# CHALLENGE:
Find every line in the records that holds the string "title". Copy each one.

(A block of data)
——————————
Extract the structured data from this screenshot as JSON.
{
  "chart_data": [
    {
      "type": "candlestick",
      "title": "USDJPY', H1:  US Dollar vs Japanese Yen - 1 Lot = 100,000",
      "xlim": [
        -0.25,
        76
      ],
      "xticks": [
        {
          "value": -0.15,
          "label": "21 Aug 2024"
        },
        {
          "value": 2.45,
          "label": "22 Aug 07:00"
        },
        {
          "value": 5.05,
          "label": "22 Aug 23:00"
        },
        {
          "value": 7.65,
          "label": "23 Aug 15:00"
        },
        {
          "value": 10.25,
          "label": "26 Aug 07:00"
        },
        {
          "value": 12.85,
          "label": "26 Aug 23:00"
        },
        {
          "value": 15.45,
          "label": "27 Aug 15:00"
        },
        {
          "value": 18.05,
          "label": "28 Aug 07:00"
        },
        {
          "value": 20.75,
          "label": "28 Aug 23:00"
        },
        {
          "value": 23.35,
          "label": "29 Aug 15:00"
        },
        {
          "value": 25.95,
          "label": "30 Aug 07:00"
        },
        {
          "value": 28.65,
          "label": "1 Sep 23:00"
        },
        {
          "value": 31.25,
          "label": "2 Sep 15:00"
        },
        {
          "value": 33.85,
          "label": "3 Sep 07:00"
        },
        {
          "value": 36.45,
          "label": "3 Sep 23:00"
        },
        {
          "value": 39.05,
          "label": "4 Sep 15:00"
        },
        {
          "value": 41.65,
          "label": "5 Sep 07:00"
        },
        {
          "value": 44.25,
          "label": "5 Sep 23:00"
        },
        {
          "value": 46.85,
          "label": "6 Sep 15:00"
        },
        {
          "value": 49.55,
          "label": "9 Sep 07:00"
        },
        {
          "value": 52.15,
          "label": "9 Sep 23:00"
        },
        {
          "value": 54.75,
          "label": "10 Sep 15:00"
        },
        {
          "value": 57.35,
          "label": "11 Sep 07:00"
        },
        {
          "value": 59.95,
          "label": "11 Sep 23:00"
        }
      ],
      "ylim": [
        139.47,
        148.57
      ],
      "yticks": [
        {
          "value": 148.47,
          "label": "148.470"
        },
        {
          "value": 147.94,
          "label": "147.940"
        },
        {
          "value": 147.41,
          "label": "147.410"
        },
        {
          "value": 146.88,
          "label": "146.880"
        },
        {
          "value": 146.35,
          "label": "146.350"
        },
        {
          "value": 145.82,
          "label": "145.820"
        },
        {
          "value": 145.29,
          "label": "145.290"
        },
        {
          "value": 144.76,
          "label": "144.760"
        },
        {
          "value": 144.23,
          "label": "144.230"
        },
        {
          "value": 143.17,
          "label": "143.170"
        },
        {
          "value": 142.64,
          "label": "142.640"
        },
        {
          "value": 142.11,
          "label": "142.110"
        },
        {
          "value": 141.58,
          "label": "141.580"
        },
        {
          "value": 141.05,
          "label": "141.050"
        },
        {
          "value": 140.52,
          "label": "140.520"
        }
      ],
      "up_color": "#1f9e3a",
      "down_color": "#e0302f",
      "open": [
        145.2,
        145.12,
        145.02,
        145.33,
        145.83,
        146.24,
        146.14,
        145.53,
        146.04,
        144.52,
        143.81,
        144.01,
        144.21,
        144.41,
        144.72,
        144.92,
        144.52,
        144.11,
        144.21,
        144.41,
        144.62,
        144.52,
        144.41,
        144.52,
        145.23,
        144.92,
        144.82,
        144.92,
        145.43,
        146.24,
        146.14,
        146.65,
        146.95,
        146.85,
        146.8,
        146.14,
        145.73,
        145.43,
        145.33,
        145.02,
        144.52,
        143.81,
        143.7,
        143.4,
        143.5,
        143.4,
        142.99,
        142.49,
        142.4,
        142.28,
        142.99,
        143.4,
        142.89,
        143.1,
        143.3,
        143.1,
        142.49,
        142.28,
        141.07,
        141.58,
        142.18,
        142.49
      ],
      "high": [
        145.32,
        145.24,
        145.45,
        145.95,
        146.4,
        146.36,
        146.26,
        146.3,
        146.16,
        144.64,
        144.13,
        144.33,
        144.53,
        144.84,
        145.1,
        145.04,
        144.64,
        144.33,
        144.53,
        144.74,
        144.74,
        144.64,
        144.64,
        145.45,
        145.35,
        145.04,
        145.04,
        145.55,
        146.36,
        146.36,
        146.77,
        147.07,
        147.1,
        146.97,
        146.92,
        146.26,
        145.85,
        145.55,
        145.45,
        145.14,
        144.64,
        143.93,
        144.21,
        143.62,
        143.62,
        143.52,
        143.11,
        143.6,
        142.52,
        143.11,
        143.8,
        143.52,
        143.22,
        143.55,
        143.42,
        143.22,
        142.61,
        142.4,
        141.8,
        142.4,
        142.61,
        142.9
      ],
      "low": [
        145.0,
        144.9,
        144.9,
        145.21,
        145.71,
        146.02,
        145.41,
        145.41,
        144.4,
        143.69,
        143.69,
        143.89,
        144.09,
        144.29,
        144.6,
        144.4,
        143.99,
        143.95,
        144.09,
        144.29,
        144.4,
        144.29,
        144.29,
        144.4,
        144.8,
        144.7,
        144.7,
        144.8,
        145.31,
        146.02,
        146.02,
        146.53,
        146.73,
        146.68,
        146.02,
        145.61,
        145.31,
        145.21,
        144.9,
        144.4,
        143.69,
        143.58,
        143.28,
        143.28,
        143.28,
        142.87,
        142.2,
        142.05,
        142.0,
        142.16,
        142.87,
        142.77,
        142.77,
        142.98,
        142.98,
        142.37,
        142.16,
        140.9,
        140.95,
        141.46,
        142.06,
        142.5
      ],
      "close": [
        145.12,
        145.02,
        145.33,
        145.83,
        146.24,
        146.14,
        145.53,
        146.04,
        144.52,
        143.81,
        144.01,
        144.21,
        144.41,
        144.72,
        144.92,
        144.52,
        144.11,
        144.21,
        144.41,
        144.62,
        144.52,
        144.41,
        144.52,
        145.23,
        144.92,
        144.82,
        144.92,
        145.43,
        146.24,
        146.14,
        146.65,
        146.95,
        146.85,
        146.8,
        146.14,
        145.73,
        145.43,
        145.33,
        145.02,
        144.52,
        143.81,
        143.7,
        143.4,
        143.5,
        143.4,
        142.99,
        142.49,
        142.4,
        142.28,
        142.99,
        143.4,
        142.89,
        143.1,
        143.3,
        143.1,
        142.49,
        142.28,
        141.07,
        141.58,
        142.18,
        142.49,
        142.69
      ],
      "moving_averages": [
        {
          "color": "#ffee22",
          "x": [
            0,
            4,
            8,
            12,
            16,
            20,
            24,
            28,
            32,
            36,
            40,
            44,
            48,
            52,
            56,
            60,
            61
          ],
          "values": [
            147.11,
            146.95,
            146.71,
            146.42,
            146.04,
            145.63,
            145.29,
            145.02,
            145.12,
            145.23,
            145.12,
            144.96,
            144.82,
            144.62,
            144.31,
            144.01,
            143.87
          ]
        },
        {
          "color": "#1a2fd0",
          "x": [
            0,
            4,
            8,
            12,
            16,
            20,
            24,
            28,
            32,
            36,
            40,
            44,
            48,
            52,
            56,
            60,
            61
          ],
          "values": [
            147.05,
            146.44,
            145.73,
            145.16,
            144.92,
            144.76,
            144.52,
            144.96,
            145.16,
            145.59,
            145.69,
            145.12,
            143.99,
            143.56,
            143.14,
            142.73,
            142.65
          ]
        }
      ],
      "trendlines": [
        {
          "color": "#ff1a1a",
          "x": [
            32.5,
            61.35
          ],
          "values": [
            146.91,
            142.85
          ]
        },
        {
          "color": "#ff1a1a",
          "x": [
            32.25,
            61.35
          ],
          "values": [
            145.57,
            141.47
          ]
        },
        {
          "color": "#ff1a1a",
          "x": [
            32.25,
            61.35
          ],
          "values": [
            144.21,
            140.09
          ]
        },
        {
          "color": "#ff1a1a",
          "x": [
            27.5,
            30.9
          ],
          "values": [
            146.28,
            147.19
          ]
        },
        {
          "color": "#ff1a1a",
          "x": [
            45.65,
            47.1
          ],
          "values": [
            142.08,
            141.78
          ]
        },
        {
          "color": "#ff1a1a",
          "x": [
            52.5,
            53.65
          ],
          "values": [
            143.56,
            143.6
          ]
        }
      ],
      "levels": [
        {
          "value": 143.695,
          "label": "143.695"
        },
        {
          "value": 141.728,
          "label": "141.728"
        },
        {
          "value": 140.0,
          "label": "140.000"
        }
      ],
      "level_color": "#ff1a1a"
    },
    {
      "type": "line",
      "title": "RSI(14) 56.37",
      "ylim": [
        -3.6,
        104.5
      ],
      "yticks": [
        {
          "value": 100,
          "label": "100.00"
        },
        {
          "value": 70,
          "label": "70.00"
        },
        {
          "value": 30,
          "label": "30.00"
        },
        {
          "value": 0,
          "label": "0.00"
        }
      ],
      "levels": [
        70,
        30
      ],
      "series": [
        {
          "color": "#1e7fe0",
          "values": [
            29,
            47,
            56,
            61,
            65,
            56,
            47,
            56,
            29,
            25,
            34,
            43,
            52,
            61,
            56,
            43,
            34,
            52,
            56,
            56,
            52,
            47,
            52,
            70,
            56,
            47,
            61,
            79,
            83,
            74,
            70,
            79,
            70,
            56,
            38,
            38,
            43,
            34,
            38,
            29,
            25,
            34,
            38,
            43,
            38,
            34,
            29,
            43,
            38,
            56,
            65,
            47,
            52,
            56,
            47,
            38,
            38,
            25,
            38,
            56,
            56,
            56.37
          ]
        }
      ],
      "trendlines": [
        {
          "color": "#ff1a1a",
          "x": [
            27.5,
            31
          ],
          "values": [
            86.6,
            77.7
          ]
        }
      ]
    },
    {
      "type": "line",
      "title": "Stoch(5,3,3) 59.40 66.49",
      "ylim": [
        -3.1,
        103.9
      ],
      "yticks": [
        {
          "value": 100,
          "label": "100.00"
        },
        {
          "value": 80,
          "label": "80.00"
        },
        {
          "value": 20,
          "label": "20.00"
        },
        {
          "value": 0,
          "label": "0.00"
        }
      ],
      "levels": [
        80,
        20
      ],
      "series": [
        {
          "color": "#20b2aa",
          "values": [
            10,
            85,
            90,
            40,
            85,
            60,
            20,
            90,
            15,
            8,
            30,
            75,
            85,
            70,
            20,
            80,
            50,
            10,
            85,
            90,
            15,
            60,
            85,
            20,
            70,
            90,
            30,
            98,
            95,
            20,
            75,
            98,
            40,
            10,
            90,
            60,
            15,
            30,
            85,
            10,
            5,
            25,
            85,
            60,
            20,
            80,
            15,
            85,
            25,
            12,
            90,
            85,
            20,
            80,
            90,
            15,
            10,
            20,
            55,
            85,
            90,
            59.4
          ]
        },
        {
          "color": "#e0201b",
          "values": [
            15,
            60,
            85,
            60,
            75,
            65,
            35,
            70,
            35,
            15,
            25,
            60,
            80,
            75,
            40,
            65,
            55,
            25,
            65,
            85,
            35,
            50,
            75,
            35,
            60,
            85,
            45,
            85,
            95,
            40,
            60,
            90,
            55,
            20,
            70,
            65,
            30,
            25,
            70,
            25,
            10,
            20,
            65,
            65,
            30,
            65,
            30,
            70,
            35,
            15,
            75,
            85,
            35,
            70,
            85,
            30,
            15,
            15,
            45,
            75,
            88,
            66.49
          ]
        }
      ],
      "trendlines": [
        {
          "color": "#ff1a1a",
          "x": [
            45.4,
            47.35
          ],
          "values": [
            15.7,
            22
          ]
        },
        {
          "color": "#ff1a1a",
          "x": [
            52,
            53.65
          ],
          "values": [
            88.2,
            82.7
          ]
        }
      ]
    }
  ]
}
——————————
# COMPLETED EXERCISE:
      "title": "USDJPY', H1:  US Dollar vs Japanese Yen - 1 Lot = 100,000",
      "title": "RSI(14) 56.37",
      "title": "Stoch(5,3,3) 59.40 66.49",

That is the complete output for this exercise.